**Given task:**
Where a line of the material contains the string "Output", copy that line.

— Start Source material —

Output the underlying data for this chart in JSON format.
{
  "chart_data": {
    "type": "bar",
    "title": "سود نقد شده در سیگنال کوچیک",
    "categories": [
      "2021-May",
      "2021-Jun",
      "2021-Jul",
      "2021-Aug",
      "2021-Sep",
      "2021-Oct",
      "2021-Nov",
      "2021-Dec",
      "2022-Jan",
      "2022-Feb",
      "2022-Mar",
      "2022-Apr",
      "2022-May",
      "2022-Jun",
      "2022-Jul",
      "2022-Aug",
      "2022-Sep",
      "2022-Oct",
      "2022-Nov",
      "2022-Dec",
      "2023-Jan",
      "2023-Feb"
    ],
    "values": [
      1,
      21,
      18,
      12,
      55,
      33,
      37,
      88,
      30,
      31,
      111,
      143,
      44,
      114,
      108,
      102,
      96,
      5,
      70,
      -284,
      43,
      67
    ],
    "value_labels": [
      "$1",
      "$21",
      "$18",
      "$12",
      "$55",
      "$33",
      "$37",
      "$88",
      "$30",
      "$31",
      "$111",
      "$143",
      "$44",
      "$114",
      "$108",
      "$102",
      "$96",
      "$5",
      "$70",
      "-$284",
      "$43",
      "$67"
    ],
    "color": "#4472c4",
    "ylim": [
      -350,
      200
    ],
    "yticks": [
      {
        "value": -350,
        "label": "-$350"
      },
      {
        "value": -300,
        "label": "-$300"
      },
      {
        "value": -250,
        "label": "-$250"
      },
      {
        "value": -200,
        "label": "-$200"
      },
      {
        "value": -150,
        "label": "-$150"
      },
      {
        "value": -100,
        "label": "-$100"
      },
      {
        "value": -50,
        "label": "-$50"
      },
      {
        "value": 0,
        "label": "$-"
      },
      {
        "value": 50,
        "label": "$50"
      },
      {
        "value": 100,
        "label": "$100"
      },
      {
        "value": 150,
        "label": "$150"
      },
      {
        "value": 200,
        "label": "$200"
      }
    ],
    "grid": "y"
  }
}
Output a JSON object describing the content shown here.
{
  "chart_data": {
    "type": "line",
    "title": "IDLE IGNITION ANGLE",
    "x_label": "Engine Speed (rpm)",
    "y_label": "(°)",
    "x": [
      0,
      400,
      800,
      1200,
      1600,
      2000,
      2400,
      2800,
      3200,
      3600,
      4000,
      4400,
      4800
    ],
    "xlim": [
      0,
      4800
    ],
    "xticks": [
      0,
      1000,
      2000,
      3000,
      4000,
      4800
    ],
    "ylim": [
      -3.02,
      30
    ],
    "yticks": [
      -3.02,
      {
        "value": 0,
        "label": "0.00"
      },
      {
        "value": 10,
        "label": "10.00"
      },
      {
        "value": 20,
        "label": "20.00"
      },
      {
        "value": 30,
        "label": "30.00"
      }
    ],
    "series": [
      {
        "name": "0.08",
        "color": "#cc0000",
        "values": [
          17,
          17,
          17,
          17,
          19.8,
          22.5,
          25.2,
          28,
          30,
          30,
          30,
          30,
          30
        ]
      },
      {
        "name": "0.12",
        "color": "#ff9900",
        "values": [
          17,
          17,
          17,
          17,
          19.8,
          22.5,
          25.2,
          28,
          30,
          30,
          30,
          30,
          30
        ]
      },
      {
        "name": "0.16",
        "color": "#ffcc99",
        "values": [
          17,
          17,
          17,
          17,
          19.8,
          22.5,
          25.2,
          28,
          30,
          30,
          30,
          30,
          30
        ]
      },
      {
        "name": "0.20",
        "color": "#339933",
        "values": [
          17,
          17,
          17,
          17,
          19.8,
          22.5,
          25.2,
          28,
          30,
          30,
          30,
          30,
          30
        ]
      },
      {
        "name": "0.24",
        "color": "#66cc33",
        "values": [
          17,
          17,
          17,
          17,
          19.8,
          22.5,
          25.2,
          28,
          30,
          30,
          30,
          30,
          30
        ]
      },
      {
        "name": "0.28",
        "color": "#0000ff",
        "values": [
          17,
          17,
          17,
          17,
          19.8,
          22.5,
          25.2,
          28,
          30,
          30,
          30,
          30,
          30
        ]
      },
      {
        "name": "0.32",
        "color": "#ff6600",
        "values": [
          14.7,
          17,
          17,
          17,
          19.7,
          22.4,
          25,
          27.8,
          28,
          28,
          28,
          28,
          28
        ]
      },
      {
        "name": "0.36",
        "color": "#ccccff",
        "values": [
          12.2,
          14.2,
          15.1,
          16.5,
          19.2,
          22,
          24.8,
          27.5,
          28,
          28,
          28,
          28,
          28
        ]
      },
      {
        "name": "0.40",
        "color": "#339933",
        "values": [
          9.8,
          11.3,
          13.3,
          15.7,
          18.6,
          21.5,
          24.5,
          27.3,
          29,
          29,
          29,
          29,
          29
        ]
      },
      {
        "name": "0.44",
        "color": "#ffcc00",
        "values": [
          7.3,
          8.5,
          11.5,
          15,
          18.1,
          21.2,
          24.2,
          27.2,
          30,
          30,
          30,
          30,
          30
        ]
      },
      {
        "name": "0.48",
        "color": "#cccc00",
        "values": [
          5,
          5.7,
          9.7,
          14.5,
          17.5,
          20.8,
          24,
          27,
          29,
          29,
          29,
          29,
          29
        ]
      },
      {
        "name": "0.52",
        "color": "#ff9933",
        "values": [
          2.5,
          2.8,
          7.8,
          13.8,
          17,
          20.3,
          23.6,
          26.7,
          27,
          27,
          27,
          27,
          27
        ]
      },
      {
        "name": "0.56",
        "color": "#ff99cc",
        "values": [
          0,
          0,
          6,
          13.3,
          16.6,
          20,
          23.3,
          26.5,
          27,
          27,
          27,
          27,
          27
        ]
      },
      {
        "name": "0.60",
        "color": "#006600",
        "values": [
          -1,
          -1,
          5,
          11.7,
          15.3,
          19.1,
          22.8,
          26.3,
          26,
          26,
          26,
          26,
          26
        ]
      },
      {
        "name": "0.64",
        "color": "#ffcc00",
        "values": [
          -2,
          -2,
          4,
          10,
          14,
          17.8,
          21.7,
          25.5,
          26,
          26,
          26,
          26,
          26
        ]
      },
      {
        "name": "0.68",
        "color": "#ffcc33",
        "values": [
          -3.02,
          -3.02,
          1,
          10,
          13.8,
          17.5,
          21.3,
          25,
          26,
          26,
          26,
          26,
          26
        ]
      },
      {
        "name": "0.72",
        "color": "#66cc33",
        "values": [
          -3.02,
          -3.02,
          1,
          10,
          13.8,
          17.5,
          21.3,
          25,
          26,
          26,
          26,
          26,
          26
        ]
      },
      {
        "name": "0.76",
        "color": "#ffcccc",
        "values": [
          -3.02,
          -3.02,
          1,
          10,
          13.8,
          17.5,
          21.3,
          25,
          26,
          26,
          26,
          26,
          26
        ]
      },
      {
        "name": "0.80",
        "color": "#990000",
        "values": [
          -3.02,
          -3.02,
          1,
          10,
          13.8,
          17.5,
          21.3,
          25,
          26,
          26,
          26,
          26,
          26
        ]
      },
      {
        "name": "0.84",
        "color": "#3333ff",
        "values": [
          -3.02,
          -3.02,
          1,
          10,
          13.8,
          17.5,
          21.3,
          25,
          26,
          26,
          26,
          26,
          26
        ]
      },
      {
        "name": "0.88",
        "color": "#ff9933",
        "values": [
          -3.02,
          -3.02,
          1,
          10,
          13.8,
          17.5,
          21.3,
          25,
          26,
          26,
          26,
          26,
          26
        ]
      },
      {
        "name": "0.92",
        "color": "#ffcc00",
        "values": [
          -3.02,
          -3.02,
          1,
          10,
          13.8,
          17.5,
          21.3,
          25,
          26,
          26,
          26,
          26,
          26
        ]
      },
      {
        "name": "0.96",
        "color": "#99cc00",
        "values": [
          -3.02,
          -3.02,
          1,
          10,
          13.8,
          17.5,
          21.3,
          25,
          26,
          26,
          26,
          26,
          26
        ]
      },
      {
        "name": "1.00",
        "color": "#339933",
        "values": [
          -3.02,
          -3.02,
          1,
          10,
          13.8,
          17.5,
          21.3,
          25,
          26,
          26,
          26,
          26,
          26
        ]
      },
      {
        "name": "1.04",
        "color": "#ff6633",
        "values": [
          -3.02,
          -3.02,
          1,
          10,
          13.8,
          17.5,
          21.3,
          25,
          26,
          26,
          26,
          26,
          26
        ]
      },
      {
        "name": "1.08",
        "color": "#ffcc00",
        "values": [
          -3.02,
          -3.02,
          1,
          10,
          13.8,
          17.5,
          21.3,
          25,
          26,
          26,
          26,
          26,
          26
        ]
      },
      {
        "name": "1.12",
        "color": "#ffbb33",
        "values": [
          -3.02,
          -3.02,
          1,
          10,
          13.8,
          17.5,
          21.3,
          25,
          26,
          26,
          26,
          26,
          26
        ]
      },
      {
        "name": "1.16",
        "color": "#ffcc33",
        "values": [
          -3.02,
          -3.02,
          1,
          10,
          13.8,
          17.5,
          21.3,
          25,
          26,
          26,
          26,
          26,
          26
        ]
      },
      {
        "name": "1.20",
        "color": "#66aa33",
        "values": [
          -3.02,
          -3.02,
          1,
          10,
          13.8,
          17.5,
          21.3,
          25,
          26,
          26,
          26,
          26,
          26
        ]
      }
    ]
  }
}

— End Source material —

**Response to the task:**
Output the underlying data for this chart in JSON format.
Output a JSON object describing the content shown here.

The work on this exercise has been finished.